[Box coordinate listings]
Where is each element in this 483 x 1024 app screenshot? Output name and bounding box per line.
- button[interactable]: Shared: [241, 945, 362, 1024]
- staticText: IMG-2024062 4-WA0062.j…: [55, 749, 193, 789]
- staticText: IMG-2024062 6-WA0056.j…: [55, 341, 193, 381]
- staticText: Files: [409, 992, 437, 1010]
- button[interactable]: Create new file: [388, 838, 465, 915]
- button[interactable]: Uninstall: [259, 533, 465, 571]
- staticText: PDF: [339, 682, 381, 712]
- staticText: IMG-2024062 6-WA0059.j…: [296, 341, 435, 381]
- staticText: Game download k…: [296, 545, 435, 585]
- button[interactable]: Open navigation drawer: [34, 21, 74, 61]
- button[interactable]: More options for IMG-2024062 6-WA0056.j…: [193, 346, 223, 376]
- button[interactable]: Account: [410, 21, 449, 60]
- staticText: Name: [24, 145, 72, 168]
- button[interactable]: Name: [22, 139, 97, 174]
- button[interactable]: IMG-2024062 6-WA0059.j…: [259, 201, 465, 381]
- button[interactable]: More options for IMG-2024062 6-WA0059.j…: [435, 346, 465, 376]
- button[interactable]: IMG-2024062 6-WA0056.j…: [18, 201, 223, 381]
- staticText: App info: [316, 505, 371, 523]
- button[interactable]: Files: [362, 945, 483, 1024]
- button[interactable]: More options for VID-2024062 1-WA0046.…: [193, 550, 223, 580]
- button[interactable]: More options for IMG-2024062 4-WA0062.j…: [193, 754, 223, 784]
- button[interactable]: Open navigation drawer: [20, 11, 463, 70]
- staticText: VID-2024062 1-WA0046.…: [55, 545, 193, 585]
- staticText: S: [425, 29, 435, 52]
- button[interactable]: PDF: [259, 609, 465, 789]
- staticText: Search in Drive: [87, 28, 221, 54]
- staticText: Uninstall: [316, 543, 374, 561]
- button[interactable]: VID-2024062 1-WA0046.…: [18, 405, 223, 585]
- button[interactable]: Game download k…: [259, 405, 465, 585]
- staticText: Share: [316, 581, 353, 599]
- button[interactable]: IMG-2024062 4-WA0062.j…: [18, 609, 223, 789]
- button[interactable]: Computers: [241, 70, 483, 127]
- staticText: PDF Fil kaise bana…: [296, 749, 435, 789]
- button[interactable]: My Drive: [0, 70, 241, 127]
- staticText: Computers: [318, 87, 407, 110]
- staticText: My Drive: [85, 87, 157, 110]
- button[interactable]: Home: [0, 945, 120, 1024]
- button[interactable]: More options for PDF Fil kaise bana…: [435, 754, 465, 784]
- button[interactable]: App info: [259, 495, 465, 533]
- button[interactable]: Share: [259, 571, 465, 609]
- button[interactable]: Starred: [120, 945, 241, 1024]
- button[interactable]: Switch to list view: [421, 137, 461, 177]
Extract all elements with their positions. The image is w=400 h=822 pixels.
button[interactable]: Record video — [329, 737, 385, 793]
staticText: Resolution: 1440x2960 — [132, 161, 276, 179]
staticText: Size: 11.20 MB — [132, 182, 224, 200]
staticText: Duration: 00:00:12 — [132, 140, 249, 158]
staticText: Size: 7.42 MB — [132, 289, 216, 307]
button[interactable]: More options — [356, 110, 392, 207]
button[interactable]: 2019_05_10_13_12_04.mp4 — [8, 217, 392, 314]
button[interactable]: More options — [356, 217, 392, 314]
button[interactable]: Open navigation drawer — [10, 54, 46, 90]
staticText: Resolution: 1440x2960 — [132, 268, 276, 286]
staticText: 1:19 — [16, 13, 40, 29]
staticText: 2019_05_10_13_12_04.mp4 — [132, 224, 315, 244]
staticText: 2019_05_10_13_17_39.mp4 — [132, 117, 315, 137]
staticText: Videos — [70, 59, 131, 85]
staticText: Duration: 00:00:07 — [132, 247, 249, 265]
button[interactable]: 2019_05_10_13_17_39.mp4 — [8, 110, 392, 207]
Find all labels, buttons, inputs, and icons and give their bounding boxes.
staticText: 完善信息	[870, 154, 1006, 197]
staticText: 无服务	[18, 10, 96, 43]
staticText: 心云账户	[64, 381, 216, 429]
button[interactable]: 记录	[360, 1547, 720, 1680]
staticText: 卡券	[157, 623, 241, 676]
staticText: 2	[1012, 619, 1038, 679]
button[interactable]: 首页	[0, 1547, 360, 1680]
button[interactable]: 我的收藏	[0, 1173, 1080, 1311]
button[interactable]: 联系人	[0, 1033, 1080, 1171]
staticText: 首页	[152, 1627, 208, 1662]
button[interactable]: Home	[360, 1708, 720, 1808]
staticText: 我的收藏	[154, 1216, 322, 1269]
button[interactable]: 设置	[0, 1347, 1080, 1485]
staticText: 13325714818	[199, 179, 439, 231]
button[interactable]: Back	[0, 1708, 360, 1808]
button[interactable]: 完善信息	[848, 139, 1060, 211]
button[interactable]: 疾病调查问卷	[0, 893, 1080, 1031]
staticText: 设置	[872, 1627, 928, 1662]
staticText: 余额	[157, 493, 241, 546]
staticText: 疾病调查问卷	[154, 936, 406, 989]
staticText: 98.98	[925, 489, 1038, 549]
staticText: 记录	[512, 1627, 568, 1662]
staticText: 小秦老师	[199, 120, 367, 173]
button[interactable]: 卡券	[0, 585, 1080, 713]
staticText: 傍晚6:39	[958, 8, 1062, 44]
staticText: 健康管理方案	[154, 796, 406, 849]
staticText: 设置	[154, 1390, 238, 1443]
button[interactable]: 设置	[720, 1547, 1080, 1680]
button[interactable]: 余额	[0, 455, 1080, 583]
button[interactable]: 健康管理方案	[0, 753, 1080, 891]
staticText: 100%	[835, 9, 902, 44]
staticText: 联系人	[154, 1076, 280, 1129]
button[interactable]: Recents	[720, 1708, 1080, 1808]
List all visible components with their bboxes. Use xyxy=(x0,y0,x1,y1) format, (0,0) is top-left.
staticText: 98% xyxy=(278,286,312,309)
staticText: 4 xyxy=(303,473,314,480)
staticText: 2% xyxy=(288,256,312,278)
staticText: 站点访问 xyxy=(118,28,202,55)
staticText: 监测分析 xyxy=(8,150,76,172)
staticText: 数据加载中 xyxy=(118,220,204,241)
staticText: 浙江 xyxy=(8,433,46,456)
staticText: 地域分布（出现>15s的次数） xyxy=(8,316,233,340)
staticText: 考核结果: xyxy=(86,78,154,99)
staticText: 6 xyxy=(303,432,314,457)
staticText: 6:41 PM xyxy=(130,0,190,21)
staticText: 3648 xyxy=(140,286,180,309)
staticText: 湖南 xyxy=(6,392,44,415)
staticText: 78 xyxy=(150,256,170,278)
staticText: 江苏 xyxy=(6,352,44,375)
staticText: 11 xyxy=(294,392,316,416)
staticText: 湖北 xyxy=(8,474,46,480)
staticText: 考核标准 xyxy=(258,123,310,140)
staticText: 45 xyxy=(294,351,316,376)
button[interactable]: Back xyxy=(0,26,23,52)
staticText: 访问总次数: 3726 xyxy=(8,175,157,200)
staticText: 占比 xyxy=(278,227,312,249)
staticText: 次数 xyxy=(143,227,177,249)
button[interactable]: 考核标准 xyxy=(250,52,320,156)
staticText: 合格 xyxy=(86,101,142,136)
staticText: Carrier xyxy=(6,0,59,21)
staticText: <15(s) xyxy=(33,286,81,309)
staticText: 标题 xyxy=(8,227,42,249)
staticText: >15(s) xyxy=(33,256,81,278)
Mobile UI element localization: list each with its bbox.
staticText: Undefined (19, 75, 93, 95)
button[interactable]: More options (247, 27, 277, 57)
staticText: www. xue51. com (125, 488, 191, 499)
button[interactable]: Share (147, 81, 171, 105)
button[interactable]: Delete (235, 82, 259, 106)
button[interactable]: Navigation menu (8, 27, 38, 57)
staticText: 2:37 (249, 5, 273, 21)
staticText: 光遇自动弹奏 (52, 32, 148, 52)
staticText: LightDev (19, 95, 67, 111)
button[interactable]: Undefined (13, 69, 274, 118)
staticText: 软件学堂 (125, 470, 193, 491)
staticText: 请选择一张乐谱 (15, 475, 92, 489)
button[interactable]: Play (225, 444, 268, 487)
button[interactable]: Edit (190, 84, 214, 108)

Stated goal
Copy out the lines above verbatim, from the first one through the line containing "- button[interactable]: Name: [22, 139, 97, 174]", including both.

Full output
Where is each element in this 483 x 1024 app screenshot? Output name and bounding box per line.
- button[interactable]: Shared: [241, 945, 362, 1024]
- staticText: IMG-2024062 4-WA0062.j…: [55, 749, 193, 789]
- staticText: IMG-2024062 6-WA0056.j…: [55, 341, 193, 381]
- staticText: Files: [409, 992, 437, 1010]
- button[interactable]: Create new file: [388, 838, 465, 915]
- button[interactable]: Uninstall: [259, 533, 465, 571]
- staticText: PDF: [339, 682, 381, 712]
- staticText: IMG-2024062 6-WA0059.j…: [296, 341, 435, 381]
- staticText: Game download k…: [296, 545, 435, 585]
- button[interactable]: Open navigation drawer: [34, 21, 74, 61]
- button[interactable]: More options for IMG-2024062 6-WA0056.j…: [193, 346, 223, 376]
- button[interactable]: Account: [410, 21, 449, 60]
- staticText: Name: [24, 145, 72, 168]
- button[interactable]: Name: [22, 139, 97, 174]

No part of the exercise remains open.